• **Problem requirements**:
Copy every line of the listing exactly.
** Start Material shown **
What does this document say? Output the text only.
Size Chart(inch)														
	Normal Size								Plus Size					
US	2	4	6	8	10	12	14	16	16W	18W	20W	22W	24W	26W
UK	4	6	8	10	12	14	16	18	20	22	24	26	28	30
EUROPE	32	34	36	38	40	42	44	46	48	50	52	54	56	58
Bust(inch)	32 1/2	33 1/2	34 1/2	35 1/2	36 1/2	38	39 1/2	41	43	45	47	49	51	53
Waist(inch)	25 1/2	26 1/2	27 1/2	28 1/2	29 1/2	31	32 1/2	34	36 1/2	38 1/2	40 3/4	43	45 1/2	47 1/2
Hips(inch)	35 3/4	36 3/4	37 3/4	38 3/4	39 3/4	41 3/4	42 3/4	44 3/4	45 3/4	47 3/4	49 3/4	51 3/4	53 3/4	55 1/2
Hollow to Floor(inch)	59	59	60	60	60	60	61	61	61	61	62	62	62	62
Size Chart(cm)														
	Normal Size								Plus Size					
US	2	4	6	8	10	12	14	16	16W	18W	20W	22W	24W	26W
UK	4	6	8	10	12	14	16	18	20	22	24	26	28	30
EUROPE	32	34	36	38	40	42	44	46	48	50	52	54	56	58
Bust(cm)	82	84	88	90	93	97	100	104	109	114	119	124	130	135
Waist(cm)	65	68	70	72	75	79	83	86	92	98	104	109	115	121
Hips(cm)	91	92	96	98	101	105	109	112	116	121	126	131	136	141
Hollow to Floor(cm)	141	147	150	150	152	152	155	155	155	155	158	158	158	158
** End Material shown **
• **Solved problem**:
What does this document say? Output the text only.
Size Chart(inch)														
	Normal Size								Plus Size					
US	2	4	6	8	10	12	14	16	16W	18W	20W	22W	24W	26W
UK	4	6	8	10	12	14	16	18	20	22	24	26	28	30
EUROPE	32	34	36	38	40	42	44	46	48	50	52	54	56	58
Bust(inch)	32 1/2	33 1/2	34 1/2	35 1/2	36 1/2	38	39 1/2	41	43	45	47	49	51	53
Waist(inch)	25 1/2	26 1/2	27 1/2	28 1/2	29 1/2	31	32 1/2	34	36 1/2	38 1/2	40 3/4	43	45 1/2	47 1/2
Hips(inch)	35 3/4	36 3/4	37 3/4	38 3/4	39 3/4	41 3/4	42 3/4	44 3/4	45 3/4	47 3/4	49 3/4	51 3/4	53 3/4	55 1/2
Hollow to Floor(inch)	59	59	60	60	60	60	61	61	61	61	62	62	62	62
Size Chart(cm)														
	Normal Size								Plus Size					
US	2	4	6	8	10	12	14	16	16W	18W	20W	22W	24W	26W
UK	4	6	8	10	12	14	16	18	20	22	24	26	28	30
EUROPE	32	34	36	38	40	42	44	46	48	50	52	54	56	58
Bust(cm)	82	84	88	90	93	97	100	104	109	114	119	124	130	135
Waist(cm)	65	68	70	72	75	79	83	86	92	98	104	109	115	121
Hips(cm)	91	92	96	98	101	105	109	112	116	121	126	131	136	141
Hollow to Floor(cm)	141	147	150	150	152	152	155	155	155	155	158	158	158	158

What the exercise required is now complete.